-- Work to complete --
Check every line of the entries for "配合单位", and copy the lines that hold it.

━━━━━ Data listing ━━━━━

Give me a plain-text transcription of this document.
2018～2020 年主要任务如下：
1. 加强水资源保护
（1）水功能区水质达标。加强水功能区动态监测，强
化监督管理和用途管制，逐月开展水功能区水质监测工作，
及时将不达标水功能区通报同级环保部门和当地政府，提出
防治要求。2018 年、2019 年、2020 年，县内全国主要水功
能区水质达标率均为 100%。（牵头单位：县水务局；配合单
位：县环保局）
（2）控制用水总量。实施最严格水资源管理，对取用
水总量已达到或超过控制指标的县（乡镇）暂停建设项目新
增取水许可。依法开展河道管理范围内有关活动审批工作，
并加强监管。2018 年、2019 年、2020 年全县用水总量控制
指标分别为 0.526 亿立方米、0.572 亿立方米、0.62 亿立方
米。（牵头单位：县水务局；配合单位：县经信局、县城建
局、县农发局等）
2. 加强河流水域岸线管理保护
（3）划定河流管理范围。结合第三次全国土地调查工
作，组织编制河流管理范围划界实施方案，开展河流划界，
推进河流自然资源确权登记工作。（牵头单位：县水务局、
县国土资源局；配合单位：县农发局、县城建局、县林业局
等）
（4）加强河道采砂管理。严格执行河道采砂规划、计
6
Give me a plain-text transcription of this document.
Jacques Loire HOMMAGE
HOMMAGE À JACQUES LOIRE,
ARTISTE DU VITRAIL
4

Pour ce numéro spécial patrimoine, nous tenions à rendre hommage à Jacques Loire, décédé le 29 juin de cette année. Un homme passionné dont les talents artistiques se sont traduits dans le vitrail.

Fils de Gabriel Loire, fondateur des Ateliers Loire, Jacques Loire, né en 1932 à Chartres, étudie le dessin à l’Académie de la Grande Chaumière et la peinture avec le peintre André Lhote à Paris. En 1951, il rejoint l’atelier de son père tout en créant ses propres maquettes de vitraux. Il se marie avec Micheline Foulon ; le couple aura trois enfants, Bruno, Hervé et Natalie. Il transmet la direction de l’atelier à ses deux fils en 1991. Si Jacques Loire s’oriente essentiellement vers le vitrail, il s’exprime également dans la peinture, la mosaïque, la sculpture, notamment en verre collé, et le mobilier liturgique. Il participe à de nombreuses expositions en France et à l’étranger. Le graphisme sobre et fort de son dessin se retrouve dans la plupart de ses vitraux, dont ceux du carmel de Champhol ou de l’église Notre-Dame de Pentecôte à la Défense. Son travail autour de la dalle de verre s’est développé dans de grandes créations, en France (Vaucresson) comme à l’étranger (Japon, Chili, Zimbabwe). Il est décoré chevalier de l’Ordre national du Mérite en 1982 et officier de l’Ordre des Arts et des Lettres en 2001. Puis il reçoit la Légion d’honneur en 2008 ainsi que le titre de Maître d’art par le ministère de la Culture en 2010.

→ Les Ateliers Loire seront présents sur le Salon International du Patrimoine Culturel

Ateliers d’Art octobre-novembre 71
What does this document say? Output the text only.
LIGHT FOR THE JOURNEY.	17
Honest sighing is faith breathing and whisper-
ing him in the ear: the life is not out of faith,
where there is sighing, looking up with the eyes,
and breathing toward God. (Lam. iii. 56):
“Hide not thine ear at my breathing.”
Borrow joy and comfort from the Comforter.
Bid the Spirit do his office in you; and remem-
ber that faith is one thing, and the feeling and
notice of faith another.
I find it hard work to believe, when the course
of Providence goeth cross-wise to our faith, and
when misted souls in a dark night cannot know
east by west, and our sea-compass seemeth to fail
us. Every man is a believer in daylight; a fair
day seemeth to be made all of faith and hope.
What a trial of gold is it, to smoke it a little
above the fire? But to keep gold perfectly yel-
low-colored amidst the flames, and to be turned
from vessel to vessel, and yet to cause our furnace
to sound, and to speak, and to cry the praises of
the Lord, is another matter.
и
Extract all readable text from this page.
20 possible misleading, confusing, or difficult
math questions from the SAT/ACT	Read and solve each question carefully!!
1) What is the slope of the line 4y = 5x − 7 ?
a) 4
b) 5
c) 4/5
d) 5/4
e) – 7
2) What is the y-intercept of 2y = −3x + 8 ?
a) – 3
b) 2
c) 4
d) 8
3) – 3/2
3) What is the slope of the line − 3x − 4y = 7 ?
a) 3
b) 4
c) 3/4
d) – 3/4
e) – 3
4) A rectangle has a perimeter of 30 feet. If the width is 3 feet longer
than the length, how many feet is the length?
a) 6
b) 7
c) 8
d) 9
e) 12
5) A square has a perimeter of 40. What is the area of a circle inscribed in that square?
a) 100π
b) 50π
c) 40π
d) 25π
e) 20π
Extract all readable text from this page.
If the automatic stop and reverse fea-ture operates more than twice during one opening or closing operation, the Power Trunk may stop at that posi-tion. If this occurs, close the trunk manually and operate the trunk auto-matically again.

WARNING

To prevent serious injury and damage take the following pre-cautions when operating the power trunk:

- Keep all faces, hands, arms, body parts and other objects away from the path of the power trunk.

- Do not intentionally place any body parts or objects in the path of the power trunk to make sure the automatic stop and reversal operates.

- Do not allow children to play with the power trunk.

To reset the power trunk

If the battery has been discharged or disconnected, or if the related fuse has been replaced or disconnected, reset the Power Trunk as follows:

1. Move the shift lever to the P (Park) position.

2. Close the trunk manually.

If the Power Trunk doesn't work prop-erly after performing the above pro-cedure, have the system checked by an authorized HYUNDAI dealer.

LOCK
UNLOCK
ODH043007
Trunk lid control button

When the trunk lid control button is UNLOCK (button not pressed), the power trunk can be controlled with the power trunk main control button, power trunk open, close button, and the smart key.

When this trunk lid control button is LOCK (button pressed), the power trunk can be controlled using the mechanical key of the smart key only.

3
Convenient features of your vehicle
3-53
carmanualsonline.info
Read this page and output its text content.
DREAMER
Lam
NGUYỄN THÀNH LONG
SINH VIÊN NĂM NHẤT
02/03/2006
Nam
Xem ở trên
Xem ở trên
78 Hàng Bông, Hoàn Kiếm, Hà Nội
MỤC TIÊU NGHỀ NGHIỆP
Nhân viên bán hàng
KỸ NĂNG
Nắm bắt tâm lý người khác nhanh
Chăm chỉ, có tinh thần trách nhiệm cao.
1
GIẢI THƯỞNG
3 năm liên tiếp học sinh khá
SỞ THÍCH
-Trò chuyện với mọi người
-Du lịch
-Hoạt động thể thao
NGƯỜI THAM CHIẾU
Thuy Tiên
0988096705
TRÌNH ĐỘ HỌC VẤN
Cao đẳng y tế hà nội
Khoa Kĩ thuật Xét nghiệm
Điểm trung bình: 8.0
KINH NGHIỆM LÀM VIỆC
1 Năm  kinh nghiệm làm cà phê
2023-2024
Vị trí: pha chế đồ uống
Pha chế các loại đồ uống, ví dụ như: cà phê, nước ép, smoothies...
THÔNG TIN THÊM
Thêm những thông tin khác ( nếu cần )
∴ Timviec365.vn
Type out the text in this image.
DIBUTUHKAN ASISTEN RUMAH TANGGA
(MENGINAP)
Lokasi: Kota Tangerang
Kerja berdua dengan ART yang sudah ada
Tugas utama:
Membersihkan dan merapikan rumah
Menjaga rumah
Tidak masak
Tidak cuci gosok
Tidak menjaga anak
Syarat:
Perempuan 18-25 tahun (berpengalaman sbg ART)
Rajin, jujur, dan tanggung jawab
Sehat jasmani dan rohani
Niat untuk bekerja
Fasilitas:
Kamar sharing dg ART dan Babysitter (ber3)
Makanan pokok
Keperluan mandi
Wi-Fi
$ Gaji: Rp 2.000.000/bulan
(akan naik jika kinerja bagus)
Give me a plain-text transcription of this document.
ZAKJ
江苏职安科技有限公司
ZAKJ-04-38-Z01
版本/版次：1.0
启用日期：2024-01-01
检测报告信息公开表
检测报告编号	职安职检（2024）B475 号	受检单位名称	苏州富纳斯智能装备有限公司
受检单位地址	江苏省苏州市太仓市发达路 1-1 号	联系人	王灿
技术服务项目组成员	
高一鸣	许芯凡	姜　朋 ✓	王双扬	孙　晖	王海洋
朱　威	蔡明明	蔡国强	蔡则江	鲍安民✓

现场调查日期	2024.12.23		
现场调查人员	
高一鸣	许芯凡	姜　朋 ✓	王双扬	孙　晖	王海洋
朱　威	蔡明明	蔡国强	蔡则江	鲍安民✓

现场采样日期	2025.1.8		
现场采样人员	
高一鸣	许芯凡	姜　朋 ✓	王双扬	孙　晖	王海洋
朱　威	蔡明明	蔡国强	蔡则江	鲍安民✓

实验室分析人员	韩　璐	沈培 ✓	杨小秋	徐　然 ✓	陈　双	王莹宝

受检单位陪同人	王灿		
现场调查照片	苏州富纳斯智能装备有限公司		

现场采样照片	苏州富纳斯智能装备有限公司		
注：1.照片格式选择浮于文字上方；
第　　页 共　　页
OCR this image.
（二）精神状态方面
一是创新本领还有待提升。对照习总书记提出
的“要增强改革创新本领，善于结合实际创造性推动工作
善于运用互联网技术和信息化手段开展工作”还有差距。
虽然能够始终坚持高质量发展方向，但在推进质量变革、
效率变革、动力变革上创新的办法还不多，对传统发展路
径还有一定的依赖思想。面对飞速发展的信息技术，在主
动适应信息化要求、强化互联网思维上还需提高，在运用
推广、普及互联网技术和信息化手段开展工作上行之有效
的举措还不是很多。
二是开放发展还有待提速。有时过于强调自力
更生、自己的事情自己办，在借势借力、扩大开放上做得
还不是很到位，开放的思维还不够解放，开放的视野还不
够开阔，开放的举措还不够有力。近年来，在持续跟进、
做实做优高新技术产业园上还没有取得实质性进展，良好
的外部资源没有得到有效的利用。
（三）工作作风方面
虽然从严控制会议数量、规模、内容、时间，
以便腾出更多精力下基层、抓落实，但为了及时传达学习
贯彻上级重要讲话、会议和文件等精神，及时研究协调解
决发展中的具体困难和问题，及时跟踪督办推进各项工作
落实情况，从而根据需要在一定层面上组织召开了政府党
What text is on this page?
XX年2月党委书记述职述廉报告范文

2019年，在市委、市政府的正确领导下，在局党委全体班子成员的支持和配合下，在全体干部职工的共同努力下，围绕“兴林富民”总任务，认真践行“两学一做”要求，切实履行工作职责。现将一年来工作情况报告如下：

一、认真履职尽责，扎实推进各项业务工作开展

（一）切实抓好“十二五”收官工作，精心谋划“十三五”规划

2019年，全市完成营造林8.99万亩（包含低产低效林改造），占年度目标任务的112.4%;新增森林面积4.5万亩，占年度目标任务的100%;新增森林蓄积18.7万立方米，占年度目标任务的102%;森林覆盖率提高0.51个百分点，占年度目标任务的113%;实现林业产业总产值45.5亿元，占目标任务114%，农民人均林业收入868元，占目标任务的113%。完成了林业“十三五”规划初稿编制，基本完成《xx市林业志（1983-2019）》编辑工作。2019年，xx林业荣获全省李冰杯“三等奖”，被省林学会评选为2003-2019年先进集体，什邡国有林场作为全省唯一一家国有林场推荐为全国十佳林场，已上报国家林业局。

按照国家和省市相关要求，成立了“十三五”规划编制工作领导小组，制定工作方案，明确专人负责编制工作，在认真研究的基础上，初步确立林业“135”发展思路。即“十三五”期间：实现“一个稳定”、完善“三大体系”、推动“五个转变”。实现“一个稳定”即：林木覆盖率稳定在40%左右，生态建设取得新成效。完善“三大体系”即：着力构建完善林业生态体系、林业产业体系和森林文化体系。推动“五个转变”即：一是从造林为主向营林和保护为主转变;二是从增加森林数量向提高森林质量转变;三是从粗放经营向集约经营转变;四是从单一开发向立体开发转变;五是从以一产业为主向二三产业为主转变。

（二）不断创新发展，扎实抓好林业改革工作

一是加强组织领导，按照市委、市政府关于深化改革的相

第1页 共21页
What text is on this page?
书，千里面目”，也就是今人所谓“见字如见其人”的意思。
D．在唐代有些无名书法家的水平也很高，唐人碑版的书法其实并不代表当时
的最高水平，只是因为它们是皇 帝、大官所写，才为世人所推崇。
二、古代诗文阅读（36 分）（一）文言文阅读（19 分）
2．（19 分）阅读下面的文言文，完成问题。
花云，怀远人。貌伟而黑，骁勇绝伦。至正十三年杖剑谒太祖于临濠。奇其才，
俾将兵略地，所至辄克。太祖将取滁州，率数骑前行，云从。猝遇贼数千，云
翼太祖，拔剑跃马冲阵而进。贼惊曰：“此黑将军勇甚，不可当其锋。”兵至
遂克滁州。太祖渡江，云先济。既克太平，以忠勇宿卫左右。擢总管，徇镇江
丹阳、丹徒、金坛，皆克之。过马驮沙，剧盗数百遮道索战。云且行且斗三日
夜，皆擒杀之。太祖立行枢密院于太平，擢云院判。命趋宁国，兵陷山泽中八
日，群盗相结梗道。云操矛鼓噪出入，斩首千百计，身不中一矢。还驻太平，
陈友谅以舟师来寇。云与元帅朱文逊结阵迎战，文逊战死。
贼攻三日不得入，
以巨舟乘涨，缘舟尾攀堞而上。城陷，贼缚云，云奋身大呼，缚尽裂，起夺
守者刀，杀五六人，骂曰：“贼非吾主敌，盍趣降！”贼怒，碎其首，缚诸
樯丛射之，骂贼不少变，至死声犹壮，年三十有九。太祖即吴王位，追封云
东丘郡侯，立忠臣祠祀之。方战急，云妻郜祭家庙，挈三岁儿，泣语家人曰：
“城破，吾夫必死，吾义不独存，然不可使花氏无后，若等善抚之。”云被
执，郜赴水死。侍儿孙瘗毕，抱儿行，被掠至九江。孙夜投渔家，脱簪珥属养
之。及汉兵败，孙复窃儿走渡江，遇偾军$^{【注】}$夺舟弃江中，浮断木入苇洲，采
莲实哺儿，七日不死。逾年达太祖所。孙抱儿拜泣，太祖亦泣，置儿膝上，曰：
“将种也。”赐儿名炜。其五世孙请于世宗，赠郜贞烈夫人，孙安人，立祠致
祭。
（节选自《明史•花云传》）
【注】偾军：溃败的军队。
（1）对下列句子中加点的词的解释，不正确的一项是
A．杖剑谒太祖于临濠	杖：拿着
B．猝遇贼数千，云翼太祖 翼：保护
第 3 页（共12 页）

━━━━━

-- Exercise solution --
米。（牵头单位：县水务局；配合单位：县经信局、县城建
县国土资源局；配合单位：县农发局、县城建局、县林业局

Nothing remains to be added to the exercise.